-- BEGIN Supplied data --

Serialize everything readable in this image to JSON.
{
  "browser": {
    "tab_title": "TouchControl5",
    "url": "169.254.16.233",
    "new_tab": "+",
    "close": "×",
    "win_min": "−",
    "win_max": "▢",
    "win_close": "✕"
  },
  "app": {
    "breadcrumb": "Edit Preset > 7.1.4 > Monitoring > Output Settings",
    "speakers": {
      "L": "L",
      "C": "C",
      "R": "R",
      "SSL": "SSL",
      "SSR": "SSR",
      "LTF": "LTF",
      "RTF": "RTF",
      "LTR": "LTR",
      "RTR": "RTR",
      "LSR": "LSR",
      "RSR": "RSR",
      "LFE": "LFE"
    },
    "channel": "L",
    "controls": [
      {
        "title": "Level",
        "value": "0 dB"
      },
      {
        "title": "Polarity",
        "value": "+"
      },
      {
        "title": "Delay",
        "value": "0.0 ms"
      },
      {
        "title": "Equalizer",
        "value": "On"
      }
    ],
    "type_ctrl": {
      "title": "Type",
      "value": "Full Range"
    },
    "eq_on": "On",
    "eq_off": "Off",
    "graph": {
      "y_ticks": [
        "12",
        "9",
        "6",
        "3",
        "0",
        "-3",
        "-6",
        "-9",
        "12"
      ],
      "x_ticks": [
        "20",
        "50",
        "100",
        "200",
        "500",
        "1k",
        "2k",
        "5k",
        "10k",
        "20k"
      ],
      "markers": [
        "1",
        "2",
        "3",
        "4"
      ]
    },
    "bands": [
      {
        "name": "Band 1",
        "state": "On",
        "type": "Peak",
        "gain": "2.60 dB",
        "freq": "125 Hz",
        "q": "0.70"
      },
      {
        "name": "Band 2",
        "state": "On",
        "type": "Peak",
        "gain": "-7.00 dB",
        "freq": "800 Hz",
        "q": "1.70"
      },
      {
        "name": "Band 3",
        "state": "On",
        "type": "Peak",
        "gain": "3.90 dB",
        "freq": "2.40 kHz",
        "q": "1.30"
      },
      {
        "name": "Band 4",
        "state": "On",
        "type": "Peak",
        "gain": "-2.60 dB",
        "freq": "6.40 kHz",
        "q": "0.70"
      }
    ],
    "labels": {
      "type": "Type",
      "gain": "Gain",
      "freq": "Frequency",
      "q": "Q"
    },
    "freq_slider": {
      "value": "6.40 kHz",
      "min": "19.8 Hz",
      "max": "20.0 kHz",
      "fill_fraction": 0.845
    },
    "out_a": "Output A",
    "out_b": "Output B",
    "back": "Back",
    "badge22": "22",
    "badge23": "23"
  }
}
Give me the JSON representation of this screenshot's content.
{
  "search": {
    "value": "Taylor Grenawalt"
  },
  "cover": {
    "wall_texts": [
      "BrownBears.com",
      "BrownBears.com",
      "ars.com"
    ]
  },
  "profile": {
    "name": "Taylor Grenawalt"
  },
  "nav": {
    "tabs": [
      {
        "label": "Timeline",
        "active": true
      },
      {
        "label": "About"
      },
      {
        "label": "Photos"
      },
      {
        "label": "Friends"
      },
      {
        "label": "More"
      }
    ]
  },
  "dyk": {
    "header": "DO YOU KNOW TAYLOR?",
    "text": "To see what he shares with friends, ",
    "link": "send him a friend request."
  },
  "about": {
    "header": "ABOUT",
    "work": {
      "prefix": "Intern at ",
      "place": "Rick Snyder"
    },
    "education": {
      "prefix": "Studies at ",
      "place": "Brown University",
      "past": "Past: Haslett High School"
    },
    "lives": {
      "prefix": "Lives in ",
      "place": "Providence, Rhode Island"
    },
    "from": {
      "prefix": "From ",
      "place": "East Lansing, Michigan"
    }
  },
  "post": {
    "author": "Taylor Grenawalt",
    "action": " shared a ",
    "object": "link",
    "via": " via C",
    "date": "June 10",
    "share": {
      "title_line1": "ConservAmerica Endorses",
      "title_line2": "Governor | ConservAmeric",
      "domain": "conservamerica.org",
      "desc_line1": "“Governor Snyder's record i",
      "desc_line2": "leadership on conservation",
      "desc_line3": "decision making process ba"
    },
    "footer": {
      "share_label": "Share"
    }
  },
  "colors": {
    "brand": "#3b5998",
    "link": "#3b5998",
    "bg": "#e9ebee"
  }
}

-- END Supplied data --

#### The task
Pull every line containing "name" out of the data above.

#### Correct result
        "name": "Band 1",
        "name": "Band 2",
        "name": "Band 3",
        "name": "Band 4",
    "name": "Taylor Grenawalt"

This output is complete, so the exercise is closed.